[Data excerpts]
-- START --

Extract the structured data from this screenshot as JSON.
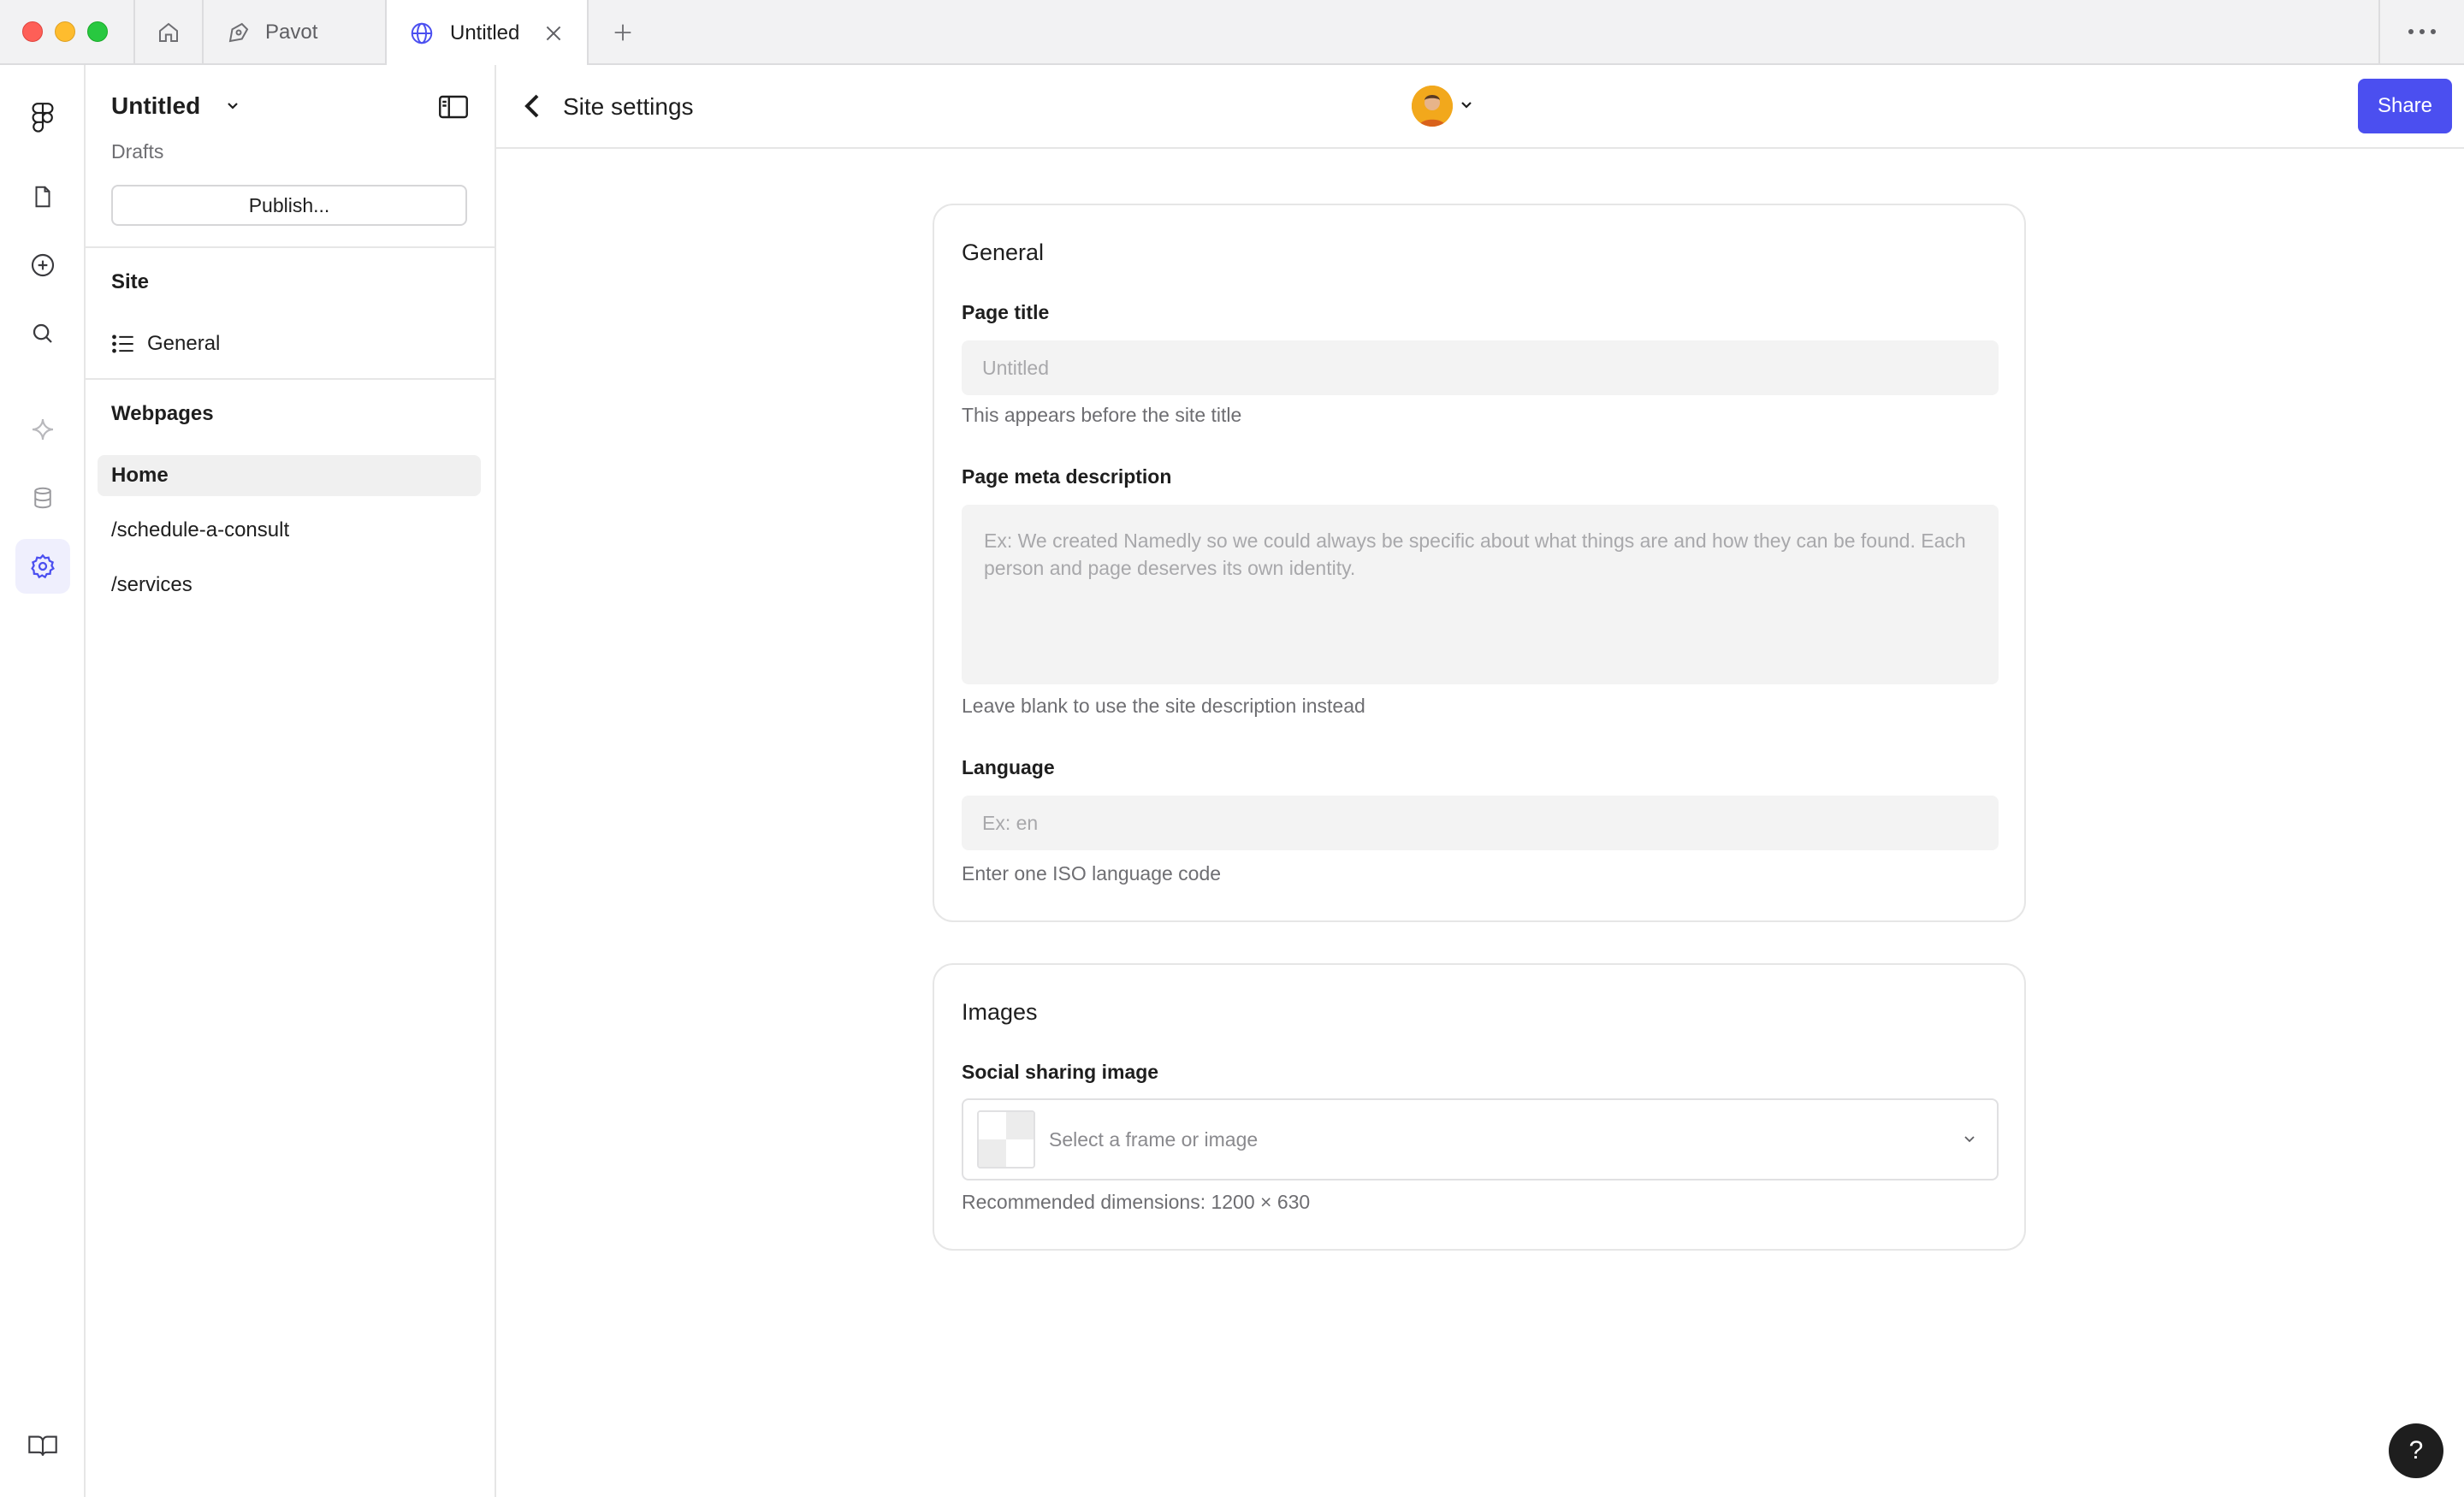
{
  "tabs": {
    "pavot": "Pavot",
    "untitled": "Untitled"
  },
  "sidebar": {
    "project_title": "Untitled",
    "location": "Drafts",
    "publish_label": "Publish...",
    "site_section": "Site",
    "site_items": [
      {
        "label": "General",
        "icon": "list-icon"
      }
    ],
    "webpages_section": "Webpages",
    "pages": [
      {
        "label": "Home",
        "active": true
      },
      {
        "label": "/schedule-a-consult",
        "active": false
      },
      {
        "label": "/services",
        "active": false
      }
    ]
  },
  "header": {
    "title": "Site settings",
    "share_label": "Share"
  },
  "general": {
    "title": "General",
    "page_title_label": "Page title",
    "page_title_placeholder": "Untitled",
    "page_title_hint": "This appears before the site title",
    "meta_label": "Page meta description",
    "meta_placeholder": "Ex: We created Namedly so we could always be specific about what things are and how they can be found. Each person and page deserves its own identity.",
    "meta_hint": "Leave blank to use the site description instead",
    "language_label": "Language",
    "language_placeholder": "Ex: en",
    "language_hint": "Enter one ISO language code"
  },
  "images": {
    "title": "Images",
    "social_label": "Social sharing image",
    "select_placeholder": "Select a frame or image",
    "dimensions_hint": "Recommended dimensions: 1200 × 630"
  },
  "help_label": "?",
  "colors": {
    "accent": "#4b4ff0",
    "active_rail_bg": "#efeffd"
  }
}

-- END --

**Exercise:** Without the pictures, copy the material exactly as given.

**Solution to the exercise:**
Extract the structured data from this screenshot as JSON.
{
  "tabs": {
    "pavot": "Pavot",
    "untitled": "Untitled"
  },
  "sidebar": {
    "project_title": "Untitled",
    "location": "Drafts",
    "publish_label": "Publish...",
    "site_section": "Site",
    "site_items": [
      {
        "label": "General",
        "icon": "list-icon"
      }
    ],
    "webpages_section": "Webpages",
    "pages": [
      {
        "label": "Home",
        "active": true
      },
      {
        "label": "/schedule-a-consult",
        "active": false
      },
      {
        "label": "/services",
        "active": false
      }
    ]
  },
  "header": {
    "title": "Site settings",
    "share_label": "Share"
  },
  "general": {
    "title": "General",
    "page_title_label": "Page title",
    "page_title_placeholder": "Untitled",
    "page_title_hint": "This appears before the site title",
    "meta_label": "Page meta description",
    "meta_placeholder": "Ex: We created Namedly so we could always be specific about what things are and how they can be found. Each person and page deserves its own identity.",
    "meta_hint": "Leave blank to use the site description instead",
    "language_label": "Language",
    "language_placeholder": "Ex: en",
    "language_hint": "Enter one ISO language code"
  },
  "images": {
    "title": "Images",
    "social_label": "Social sharing image",
    "select_placeholder": "Select a frame or image",
    "dimensions_hint": "Recommended dimensions: 1200 × 630"
  },
  "help_label": "?",
  "colors": {
    "accent": "#4b4ff0",
    "active_rail_bg": "#efeffd"
  }
}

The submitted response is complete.